**WHAT YOU SHOULD DO**
Scan the listing below. Report each line that includes "unapproached".

**Collected data**
>>

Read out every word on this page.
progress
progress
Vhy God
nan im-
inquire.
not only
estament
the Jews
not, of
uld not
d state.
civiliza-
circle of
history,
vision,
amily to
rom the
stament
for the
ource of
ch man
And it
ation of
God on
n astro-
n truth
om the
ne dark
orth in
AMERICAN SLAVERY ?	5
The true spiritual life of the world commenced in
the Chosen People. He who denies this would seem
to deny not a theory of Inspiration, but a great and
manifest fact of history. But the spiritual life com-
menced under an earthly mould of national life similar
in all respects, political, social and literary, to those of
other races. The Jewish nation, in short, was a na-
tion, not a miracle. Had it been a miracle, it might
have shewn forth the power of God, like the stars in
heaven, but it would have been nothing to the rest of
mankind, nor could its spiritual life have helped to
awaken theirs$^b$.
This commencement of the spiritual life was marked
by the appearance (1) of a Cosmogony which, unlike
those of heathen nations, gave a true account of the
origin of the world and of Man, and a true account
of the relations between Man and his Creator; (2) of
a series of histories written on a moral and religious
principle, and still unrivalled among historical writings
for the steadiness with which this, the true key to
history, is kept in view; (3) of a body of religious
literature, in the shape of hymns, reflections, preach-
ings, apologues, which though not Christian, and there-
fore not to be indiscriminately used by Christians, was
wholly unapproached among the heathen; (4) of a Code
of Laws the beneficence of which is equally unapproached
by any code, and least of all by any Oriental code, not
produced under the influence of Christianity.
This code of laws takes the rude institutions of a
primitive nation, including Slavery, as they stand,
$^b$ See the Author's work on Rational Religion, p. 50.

<<
>>

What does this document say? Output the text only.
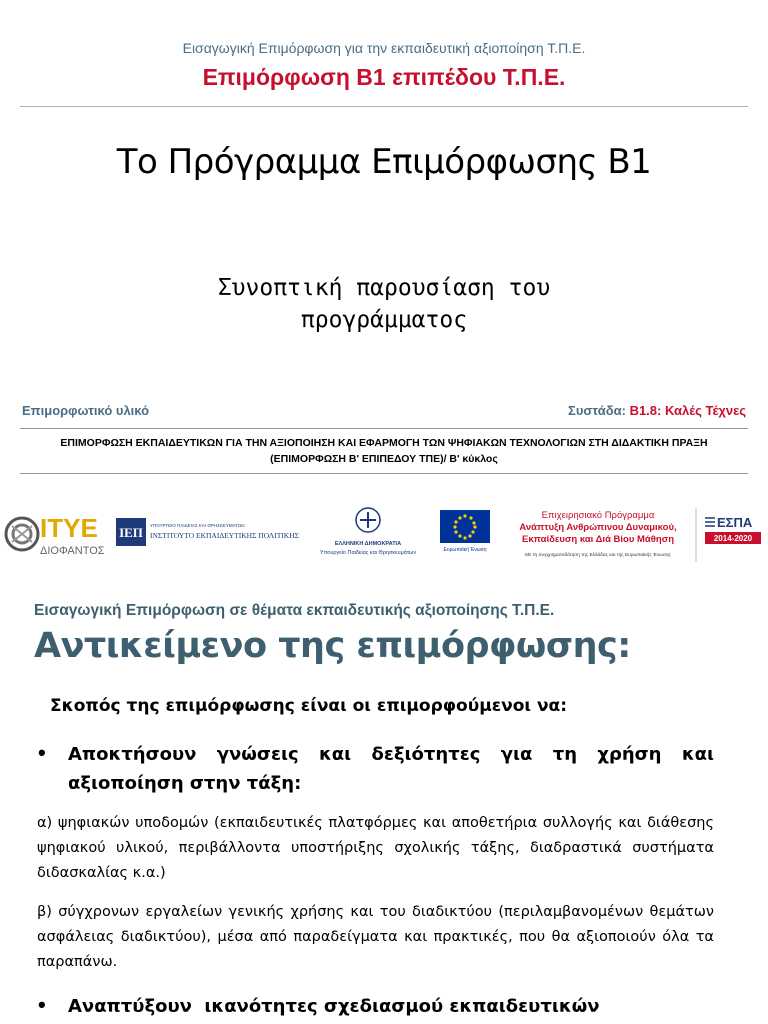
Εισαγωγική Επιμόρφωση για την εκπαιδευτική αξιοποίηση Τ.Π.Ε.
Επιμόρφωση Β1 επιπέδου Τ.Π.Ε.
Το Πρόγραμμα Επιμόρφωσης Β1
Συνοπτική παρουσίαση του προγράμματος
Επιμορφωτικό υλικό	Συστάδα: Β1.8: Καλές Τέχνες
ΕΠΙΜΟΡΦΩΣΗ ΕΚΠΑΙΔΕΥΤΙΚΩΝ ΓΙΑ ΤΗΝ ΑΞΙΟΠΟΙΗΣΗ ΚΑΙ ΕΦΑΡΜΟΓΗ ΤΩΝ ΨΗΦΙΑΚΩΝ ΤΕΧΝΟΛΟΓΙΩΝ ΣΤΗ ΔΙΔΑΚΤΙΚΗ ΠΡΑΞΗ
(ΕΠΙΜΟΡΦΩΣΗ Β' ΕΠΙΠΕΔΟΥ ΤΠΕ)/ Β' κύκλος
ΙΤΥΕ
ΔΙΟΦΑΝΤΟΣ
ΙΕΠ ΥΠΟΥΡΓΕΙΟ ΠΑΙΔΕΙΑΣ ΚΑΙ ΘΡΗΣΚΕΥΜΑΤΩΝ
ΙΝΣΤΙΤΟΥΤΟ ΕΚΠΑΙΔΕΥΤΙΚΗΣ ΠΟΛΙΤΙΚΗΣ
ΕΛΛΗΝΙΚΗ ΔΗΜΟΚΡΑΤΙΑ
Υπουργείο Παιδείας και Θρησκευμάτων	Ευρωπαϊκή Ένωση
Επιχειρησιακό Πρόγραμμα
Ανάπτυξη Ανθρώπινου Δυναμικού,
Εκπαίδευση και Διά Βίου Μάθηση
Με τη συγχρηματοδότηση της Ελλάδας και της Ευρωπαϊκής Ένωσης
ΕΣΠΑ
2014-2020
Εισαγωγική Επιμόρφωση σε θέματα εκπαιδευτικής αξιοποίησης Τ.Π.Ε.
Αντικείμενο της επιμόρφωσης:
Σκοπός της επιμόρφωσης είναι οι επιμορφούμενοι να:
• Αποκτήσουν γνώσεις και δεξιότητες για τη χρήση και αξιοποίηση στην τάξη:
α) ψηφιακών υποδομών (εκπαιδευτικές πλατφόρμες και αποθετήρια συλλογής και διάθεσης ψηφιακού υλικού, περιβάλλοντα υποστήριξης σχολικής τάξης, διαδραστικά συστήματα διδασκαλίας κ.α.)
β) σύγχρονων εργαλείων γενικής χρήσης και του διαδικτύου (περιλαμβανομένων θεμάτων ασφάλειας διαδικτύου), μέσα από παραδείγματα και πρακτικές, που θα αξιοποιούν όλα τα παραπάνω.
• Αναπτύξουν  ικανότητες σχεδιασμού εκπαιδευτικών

<<
>>

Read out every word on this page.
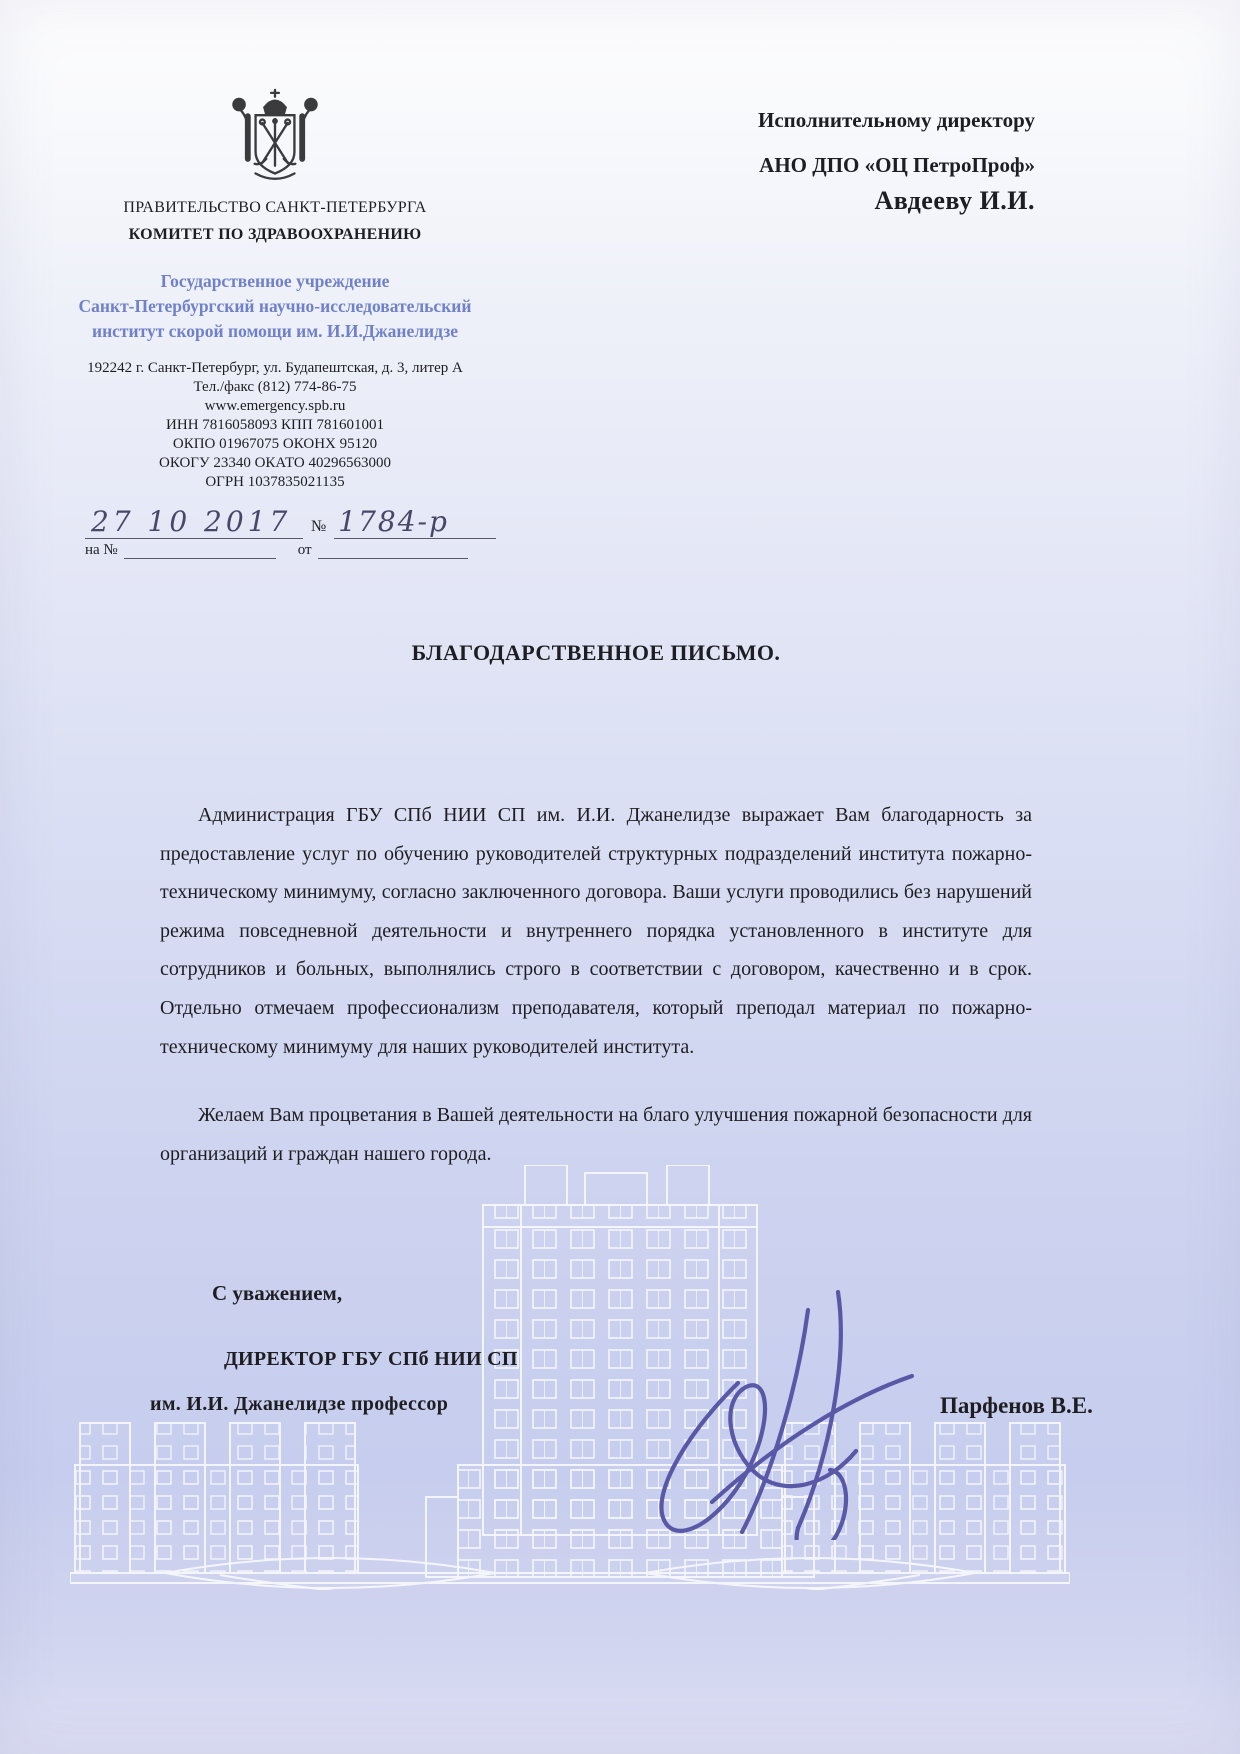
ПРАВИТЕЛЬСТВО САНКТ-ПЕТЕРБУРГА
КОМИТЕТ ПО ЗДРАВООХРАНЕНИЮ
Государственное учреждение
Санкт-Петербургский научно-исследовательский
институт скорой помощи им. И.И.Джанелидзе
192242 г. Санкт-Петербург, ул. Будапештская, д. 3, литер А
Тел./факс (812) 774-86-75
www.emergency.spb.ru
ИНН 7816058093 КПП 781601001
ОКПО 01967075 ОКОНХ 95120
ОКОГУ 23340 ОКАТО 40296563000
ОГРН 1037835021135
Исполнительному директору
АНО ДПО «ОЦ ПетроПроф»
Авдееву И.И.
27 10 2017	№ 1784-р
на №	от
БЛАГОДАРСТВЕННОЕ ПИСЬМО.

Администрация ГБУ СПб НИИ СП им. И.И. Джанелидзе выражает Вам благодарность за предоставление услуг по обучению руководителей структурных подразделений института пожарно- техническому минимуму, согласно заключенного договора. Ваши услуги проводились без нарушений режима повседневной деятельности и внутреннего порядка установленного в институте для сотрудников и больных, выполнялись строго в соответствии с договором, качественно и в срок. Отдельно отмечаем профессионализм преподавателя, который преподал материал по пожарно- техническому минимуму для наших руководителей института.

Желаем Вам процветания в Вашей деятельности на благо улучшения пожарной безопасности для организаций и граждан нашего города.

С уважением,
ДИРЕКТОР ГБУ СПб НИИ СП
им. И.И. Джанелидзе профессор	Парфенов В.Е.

<<

**WRITTEN ANSWER**
wholly unapproached among the heathen; (4) of a Code
of Laws the beneficence of which is equally unapproached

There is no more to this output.